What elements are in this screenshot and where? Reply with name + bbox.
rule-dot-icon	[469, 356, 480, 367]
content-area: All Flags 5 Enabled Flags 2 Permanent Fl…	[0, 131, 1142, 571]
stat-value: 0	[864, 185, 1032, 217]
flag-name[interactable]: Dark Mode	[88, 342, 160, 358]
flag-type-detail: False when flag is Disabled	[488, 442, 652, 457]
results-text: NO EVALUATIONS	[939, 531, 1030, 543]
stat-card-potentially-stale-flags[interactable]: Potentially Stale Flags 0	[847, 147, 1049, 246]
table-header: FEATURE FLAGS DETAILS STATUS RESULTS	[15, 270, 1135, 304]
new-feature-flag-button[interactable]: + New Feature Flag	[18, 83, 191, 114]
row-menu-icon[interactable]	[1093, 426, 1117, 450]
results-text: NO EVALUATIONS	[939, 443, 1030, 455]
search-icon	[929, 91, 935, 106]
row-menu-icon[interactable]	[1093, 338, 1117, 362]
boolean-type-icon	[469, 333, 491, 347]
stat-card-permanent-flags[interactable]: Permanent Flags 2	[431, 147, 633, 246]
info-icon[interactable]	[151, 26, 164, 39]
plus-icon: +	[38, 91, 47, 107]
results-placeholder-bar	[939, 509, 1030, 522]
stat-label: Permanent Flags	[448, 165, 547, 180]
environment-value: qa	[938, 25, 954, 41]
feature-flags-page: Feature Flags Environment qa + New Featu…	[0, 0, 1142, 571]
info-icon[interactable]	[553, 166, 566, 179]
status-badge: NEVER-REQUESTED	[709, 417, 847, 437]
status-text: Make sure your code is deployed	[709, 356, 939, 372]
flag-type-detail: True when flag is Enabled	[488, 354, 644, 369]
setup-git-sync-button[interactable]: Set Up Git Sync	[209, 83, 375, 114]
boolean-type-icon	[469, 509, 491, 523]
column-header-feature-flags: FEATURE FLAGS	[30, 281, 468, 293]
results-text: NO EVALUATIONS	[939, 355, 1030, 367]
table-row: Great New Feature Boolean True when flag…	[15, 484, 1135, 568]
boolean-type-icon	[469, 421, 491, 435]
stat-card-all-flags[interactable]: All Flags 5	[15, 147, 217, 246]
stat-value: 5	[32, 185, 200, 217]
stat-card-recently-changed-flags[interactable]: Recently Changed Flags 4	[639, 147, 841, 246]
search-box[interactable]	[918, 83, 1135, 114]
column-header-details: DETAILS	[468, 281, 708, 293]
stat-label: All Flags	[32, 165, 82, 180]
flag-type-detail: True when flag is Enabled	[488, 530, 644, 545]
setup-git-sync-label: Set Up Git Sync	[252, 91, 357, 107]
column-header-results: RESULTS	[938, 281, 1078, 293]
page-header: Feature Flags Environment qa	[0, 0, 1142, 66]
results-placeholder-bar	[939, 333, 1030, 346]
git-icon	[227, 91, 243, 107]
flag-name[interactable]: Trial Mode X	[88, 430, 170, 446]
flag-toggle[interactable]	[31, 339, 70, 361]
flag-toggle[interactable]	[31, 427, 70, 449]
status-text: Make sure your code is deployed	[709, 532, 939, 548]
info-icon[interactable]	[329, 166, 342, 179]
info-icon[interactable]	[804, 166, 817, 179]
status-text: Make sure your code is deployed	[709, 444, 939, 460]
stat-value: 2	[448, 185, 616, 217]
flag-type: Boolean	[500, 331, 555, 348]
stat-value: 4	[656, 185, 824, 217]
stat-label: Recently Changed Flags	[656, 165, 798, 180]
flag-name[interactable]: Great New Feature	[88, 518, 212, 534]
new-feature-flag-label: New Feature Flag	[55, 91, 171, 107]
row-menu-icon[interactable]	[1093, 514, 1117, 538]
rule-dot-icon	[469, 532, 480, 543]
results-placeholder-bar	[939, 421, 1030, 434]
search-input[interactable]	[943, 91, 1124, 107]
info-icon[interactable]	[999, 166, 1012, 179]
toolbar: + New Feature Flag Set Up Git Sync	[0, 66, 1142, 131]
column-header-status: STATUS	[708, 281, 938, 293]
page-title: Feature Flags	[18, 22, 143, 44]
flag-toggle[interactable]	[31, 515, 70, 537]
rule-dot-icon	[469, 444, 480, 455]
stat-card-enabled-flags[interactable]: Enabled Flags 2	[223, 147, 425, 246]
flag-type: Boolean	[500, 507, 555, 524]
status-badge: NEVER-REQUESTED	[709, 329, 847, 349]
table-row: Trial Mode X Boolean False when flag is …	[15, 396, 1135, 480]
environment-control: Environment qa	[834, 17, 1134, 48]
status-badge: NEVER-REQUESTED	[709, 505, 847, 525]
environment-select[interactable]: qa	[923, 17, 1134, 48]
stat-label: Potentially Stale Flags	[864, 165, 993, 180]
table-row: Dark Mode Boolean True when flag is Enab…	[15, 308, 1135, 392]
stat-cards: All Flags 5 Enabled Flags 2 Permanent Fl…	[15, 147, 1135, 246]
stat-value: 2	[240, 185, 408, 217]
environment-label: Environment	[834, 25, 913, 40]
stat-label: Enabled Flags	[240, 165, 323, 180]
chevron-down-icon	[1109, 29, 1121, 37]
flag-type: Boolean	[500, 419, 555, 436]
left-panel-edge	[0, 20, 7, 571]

What the exercise asks –
Quote all of the entries above word for word.

Exercise output –
What elements are in this screenshot and where? Reply with name + bbox.
rule-dot-icon	[469, 356, 480, 367]
content-area: All Flags 5 Enabled Flags 2 Permanent Fl…	[0, 131, 1142, 571]
stat-value: 0	[864, 185, 1032, 217]
flag-name[interactable]: Dark Mode	[88, 342, 160, 358]
flag-type-detail: False when flag is Disabled	[488, 442, 652, 457]
results-text: NO EVALUATIONS	[939, 531, 1030, 543]
stat-card-potentially-stale-flags[interactable]: Potentially Stale Flags 0	[847, 147, 1049, 246]
table-header: FEATURE FLAGS DETAILS STATUS RESULTS	[15, 270, 1135, 304]
new-feature-flag-button[interactable]: + New Feature Flag	[18, 83, 191, 114]
row-menu-icon[interactable]	[1093, 426, 1117, 450]
results-text: NO EVALUATIONS	[939, 443, 1030, 455]
search-icon	[929, 91, 935, 106]
row-menu-icon[interactable]	[1093, 338, 1117, 362]
boolean-type-icon	[469, 333, 491, 347]
stat-card-permanent-flags[interactable]: Permanent Flags 2	[431, 147, 633, 246]
info-icon[interactable]	[151, 26, 164, 39]
plus-icon: +	[38, 91, 47, 107]
results-placeholder-bar	[939, 509, 1030, 522]
stat-label: Permanent Flags	[448, 165, 547, 180]
environment-value: qa	[938, 25, 954, 41]
feature-flags-page: Feature Flags Environment qa + New Featu…	[0, 0, 1142, 571]
info-icon[interactable]	[553, 166, 566, 179]
status-badge: NEVER-REQUESTED	[709, 417, 847, 437]
status-text: Make sure your code is deployed	[709, 356, 939, 372]
flag-type-detail: True when flag is Enabled	[488, 354, 644, 369]
setup-git-sync-button[interactable]: Set Up Git Sync	[209, 83, 375, 114]
boolean-type-icon	[469, 509, 491, 523]
column-header-feature-flags: FEATURE FLAGS	[30, 281, 468, 293]
results-text: NO EVALUATIONS	[939, 355, 1030, 367]
table-row: Great New Feature Boolean True when flag…	[15, 484, 1135, 568]
boolean-type-icon	[469, 421, 491, 435]
stat-card-all-flags[interactable]: All Flags 5	[15, 147, 217, 246]
stat-value: 5	[32, 185, 200, 217]
stat-card-recently-changed-flags[interactable]: Recently Changed Flags 4	[639, 147, 841, 246]
search-box[interactable]	[918, 83, 1135, 114]
column-header-details: DETAILS	[468, 281, 708, 293]
stat-label: All Flags	[32, 165, 82, 180]
flag-type-detail: True when flag is Enabled	[488, 530, 644, 545]
setup-git-sync-label: Set Up Git Sync	[252, 91, 357, 107]
column-header-results: RESULTS	[938, 281, 1078, 293]
page-header: Feature Flags Environment qa	[0, 0, 1142, 66]
results-placeholder-bar	[939, 333, 1030, 346]
git-icon	[227, 91, 243, 107]
flag-name[interactable]: Trial Mode X	[88, 430, 170, 446]
flag-toggle[interactable]	[31, 339, 70, 361]
flag-toggle[interactable]	[31, 427, 70, 449]
status-text: Make sure your code is deployed	[709, 532, 939, 548]
info-icon[interactable]	[329, 166, 342, 179]
info-icon[interactable]	[804, 166, 817, 179]
status-text: Make sure your code is deployed	[709, 444, 939, 460]
stat-value: 2	[448, 185, 616, 217]
flag-type: Boolean	[500, 331, 555, 348]
stat-value: 4	[656, 185, 824, 217]
stat-label: Recently Changed Flags	[656, 165, 798, 180]
flag-name[interactable]: Great New Feature	[88, 518, 212, 534]
new-feature-flag-label: New Feature Flag	[55, 91, 171, 107]
row-menu-icon[interactable]	[1093, 514, 1117, 538]
rule-dot-icon	[469, 532, 480, 543]
results-placeholder-bar	[939, 421, 1030, 434]
search-input[interactable]	[943, 91, 1124, 107]
info-icon[interactable]	[999, 166, 1012, 179]
toolbar: + New Feature Flag Set Up Git Sync	[0, 66, 1142, 131]
column-header-status: STATUS	[708, 281, 938, 293]
page-title: Feature Flags	[18, 22, 143, 44]
flag-toggle[interactable]	[31, 515, 70, 537]
rule-dot-icon	[469, 444, 480, 455]
stat-card-enabled-flags[interactable]: Enabled Flags 2	[223, 147, 425, 246]
flag-type: Boolean	[500, 507, 555, 524]
status-badge: NEVER-REQUESTED	[709, 329, 847, 349]
table-row: Trial Mode X Boolean False when flag is …	[15, 396, 1135, 480]
environment-control: Environment qa	[834, 17, 1134, 48]
status-badge: NEVER-REQUESTED	[709, 505, 847, 525]
environment-select[interactable]: qa	[923, 17, 1134, 48]
stat-label: Potentially Stale Flags	[864, 165, 993, 180]
table-row: Dark Mode Boolean True when flag is Enab…	[15, 308, 1135, 392]
stat-cards: All Flags 5 Enabled Flags 2 Permanent Fl…	[15, 147, 1135, 246]
stat-value: 2	[240, 185, 408, 217]
environment-label: Environment	[834, 25, 913, 40]
stat-label: Enabled Flags	[240, 165, 323, 180]
chevron-down-icon	[1109, 29, 1121, 37]
flag-type: Boolean	[500, 419, 555, 436]
left-panel-edge	[0, 20, 7, 571]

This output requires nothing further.